* _Goal_
Transcribe all of the data exactly. Omit the pictures.

**********

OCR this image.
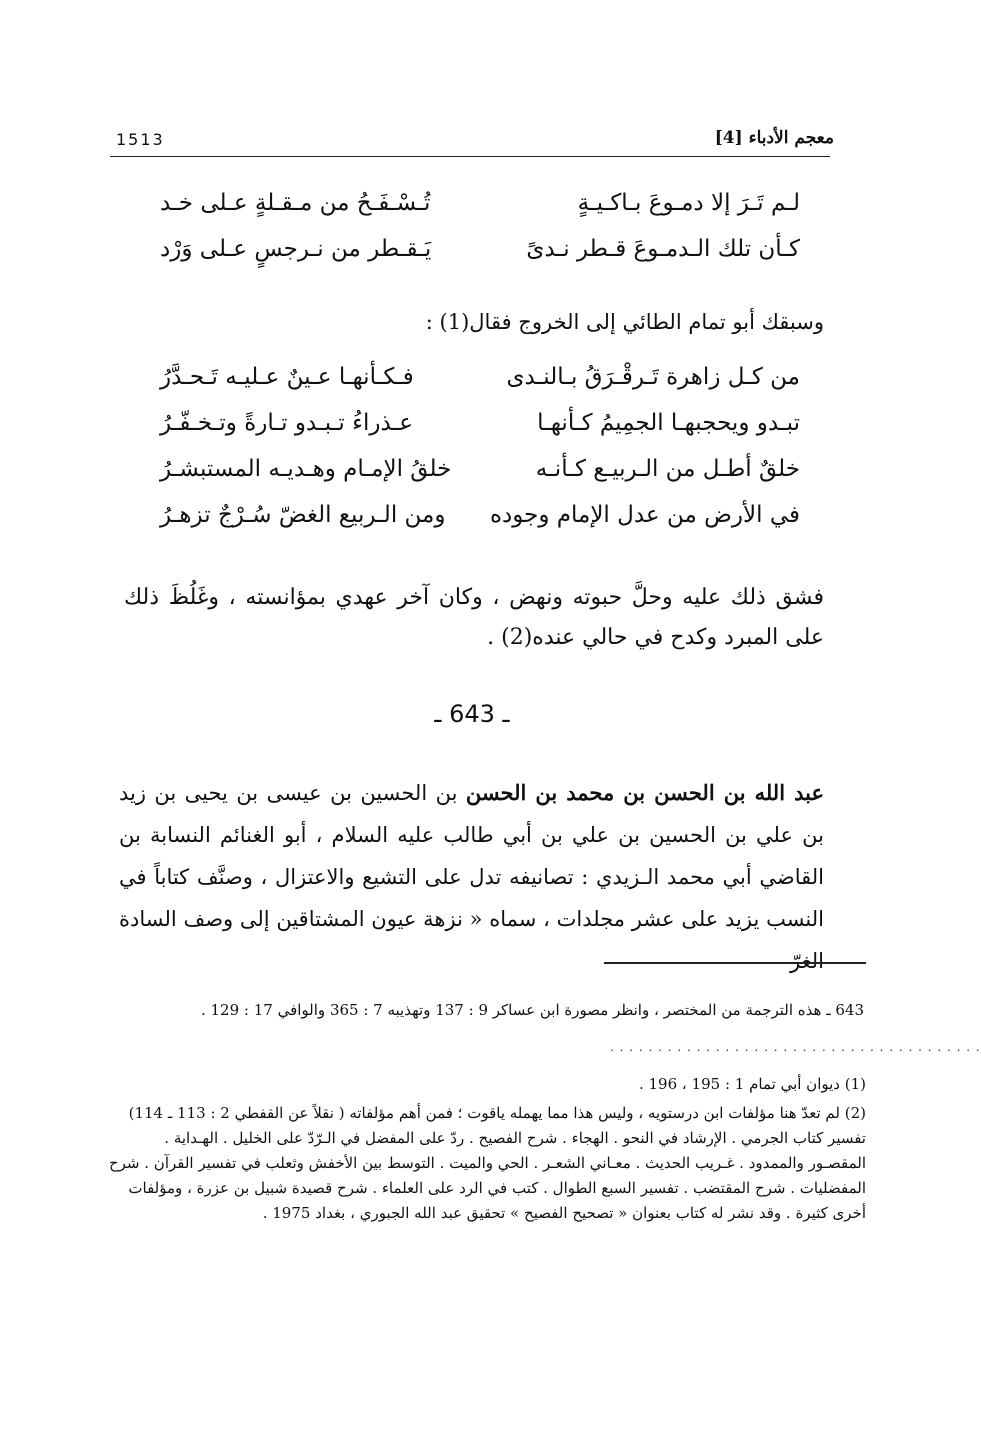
معجم الأدباء [4]
1513
لـم تَـرَ إلا دمـوعَ بـاكـيـةٍ
تُـسْـفَـحُ من مـقـلةٍ عـلى خـد
كـأن تلك الـدمـوعَ قـطر نـدىً
يَـقـطر من نـرجسٍ عـلى وَرْد
وسبقك أبو تمام الطائي إلى الخروج فقال(1) :
من كـل زاهرة تَـرقْـرَقُ بـالنـدى
فـكـأنهـا عـينٌ عـليـه تَـحـدَّرُ
تبـدو ويحجبهـا الجمِيمُ كـأنهـا
عـذراءُ تـبـدو تـارةً وتـخـفّـرُ
خلقٌ أطـل من الـربيـع كـأنـه
خلقُ الإمـام وهـديـه المستبشـرُ
في الأرض من عدل الإمام وجوده
ومن الـربيع الغضّ سُـرْجٌ تزهـرُ
فشق ذلك عليه وحلَّ حبوته ونهض ، وكان آخر عهدي بمؤانسته ، وغَلُظَ ذلك على المبرد وكدح في حالي عنده(2) .
ـ 643 ـ
عبد الله بن الحسن بن محمد بن الحسن بن الحسين بن عيسى بن يحيى بن زيد بن علي بن الحسين بن علي بن أبي طالب عليه السلام ، أبو الغنائم النسابة بن القاضي أبي محمد الـزيدي : تصانيفه تدل على التشيع والاعتزال ، وصنَّف كتاباً في النسب يزيد على عشر مجلدات ، سماه « نزهة عيون المشتاقين إلى وصف السادة الغرّ
643 ـ هذه الترجمة من المختصر ، وانظر مصورة ابن عساكر 9 : 137 وتهذيبه 7 : 365 والوافي 17 : 129 .
. . . . . . . . . . . . . . . . . . . . . . . . . . . . . . . . . . . . . . .

(1) ديوان أبي تمام 1 : 195 ، 196 .

(2) لم تعدّ هنا مؤلفات ابن درستويه ، وليس هذا مما يهمله ياقوت ؛ فمن أهم مؤلفاته ( نقلاً عن القفطي 2 : 113 ـ 114) تفسير كتاب الجرمي . الإرشاد في النحو . الهجاء . شرح الفصيح . ردّ على المفضل في الـرّدّ على الخليل . الهـداية . المقصـور والممدود . غـريب الحديث . معـاني الشعـر . الحي والميت . التوسط بين الأخفش وثعلب في تفسير القرآن . شرح المفضليات . شرح المقتضب . تفسير السبع الطوال . كتب في الرد على العلماء . شرح قصيدة شبيل بن عزرة ، ومؤلفات أخرى كثيرة . وقد نشر له كتاب بعنوان « تصحيح الفصيح » تحقيق عبد الله الجبوري ، بغداد 1975 .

**********

* _Solution to this exercise_
OCR this image.
معجم الأدباء [4]
1513
لـم تَـرَ إلا دمـوعَ بـاكـيـةٍ
تُـسْـفَـحُ من مـقـلةٍ عـلى خـد
كـأن تلك الـدمـوعَ قـطر نـدىً
يَـقـطر من نـرجسٍ عـلى وَرْد
وسبقك أبو تمام الطائي إلى الخروج فقال(1) :
من كـل زاهرة تَـرقْـرَقُ بـالنـدى
فـكـأنهـا عـينٌ عـليـه تَـحـدَّرُ
تبـدو ويحجبهـا الجمِيمُ كـأنهـا
عـذراءُ تـبـدو تـارةً وتـخـفّـرُ
خلقٌ أطـل من الـربيـع كـأنـه
خلقُ الإمـام وهـديـه المستبشـرُ
في الأرض من عدل الإمام وجوده
ومن الـربيع الغضّ سُـرْجٌ تزهـرُ
فشق ذلك عليه وحلَّ حبوته ونهض ، وكان آخر عهدي بمؤانسته ، وغَلُظَ ذلك على المبرد وكدح في حالي عنده(2) .
ـ 643 ـ
عبد الله بن الحسن بن محمد بن الحسن بن الحسين بن عيسى بن يحيى بن زيد بن علي بن الحسين بن علي بن أبي طالب عليه السلام ، أبو الغنائم النسابة بن القاضي أبي محمد الـزيدي : تصانيفه تدل على التشيع والاعتزال ، وصنَّف كتاباً في النسب يزيد على عشر مجلدات ، سماه « نزهة عيون المشتاقين إلى وصف السادة الغرّ
643 ـ هذه الترجمة من المختصر ، وانظر مصورة ابن عساكر 9 : 137 وتهذيبه 7 : 365 والوافي 17 : 129 .
. . . . . . . . . . . . . . . . . . . . . . . . . . . . . . . . . . . . . . .

(1) ديوان أبي تمام 1 : 195 ، 196 .

(2) لم تعدّ هنا مؤلفات ابن درستويه ، وليس هذا مما يهمله ياقوت ؛ فمن أهم مؤلفاته ( نقلاً عن القفطي 2 : 113 ـ 114) تفسير كتاب الجرمي . الإرشاد في النحو . الهجاء . شرح الفصيح . ردّ على المفضل في الـرّدّ على الخليل . الهـداية . المقصـور والممدود . غـريب الحديث . معـاني الشعـر . الحي والميت . التوسط بين الأخفش وثعلب في تفسير القرآن . شرح المفضليات . شرح المقتضب . تفسير السبع الطوال . كتب في الرد على العلماء . شرح قصيدة شبيل بن عزرة ، ومؤلفات أخرى كثيرة . وقد نشر له كتاب بعنوان « تصحيح الفصيح » تحقيق عبد الله الجبوري ، بغداد 1975 .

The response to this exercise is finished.